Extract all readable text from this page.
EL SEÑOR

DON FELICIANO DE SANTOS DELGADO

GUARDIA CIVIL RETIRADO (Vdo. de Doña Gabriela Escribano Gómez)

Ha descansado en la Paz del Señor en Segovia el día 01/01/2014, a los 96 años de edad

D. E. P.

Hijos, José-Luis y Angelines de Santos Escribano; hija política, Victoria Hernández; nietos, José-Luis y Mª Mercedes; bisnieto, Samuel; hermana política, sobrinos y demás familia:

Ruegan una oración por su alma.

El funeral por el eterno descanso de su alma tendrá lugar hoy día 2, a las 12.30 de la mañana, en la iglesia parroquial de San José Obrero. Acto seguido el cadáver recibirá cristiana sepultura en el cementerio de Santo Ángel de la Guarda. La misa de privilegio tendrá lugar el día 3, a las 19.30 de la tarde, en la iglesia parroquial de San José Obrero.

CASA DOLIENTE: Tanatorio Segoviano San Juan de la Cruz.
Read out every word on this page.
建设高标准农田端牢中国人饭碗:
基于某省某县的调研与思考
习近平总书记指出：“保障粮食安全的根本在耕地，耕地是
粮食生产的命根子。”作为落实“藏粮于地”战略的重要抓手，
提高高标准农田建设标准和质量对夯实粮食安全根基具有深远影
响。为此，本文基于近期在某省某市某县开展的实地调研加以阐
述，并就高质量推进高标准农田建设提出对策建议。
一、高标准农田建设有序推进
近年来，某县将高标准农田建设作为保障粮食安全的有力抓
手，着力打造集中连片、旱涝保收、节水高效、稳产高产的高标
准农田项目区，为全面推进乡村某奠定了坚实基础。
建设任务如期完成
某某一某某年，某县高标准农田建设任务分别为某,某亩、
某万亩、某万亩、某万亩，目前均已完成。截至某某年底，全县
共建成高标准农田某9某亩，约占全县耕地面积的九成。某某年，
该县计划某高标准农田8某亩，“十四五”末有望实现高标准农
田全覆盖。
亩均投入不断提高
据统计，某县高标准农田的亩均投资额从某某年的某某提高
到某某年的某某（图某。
====
▶ _WHAT YOU HAVE TO DO_: Identify which lines contain the word "this" and copy each one.

▶ _EXERCISE RESULT_:
Extract all readable text from this page.
Read out every word on this page.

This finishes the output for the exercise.